Reply with only the number of lines that contain the string "Active".

=== Material shown ===

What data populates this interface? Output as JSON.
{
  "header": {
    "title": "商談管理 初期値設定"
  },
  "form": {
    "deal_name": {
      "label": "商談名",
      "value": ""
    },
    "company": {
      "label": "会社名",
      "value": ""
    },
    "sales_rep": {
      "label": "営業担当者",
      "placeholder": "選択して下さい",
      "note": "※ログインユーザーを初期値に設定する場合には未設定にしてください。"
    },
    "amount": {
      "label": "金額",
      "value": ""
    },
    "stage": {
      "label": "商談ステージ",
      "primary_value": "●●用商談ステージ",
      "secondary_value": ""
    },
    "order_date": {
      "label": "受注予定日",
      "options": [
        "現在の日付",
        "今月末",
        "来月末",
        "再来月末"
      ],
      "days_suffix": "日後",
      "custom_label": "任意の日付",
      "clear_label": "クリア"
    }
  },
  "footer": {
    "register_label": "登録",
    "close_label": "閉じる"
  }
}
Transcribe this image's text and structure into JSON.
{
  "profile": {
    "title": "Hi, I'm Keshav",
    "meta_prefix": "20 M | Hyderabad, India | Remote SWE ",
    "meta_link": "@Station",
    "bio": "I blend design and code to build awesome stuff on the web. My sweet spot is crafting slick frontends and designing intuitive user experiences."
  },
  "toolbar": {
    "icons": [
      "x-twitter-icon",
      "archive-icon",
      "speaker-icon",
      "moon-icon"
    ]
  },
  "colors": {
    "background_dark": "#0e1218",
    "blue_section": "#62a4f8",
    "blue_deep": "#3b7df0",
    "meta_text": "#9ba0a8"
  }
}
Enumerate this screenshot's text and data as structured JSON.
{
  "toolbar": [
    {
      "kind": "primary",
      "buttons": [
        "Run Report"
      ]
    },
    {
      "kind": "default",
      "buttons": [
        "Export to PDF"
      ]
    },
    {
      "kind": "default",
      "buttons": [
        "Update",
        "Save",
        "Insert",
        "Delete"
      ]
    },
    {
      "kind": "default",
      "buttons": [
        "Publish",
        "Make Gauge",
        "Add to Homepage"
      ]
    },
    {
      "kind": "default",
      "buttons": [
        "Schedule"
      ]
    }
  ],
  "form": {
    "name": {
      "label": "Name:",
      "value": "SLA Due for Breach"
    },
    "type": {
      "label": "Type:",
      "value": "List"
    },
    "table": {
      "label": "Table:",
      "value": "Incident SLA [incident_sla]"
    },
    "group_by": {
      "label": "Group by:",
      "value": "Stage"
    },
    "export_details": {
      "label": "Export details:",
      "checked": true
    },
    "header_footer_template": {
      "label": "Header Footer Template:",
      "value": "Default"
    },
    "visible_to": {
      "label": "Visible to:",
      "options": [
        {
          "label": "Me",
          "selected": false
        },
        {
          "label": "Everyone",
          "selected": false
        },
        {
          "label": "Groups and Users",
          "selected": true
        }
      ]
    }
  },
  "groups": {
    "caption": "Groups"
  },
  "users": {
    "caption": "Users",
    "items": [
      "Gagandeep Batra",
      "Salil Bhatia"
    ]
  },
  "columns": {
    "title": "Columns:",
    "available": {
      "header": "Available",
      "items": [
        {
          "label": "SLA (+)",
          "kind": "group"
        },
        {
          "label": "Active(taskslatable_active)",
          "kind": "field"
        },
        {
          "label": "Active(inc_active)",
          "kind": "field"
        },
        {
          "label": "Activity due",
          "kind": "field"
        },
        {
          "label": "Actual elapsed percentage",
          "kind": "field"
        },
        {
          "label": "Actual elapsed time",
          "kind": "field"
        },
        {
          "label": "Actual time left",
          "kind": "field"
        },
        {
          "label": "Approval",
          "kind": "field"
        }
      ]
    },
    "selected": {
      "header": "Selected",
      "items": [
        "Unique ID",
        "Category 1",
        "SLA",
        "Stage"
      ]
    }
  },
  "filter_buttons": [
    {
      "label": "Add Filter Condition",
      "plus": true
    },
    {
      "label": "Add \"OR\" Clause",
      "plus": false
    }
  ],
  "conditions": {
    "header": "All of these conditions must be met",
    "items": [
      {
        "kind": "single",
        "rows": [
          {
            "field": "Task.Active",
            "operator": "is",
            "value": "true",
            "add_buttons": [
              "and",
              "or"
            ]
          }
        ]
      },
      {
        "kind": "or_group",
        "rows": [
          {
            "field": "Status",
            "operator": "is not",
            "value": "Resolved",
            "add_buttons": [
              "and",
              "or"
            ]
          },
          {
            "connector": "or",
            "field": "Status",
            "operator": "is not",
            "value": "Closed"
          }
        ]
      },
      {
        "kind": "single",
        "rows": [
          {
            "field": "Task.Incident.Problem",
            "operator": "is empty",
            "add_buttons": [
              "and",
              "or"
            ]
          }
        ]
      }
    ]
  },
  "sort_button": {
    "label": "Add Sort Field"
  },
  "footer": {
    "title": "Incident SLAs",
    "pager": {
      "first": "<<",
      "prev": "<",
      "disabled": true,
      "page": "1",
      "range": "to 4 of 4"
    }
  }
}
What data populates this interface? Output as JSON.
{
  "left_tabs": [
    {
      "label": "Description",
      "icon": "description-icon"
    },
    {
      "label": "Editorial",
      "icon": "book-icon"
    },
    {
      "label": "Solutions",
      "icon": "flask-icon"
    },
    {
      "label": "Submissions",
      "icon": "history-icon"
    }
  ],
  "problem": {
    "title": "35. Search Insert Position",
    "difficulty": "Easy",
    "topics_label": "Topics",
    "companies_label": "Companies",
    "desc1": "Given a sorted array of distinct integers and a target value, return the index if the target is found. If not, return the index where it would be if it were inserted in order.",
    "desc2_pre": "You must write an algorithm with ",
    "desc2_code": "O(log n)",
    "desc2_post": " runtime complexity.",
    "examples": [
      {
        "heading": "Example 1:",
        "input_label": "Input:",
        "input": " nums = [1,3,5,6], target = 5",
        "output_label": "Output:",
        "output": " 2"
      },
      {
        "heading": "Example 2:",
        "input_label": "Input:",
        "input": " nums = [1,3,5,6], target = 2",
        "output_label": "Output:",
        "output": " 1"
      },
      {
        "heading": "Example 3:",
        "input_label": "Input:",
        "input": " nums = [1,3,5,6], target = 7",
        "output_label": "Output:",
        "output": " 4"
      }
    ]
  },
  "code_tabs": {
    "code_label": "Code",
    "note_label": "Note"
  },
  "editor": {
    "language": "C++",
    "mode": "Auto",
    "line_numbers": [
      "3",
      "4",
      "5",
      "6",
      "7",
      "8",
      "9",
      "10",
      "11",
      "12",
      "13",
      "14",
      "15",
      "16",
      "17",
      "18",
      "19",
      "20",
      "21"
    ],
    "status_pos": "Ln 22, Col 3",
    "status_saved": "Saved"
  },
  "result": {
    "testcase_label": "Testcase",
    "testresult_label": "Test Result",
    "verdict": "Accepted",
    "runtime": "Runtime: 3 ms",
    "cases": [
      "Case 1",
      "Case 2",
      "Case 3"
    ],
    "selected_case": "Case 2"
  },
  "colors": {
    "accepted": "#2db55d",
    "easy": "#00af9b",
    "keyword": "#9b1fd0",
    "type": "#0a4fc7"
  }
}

===

=== Correct response ===
3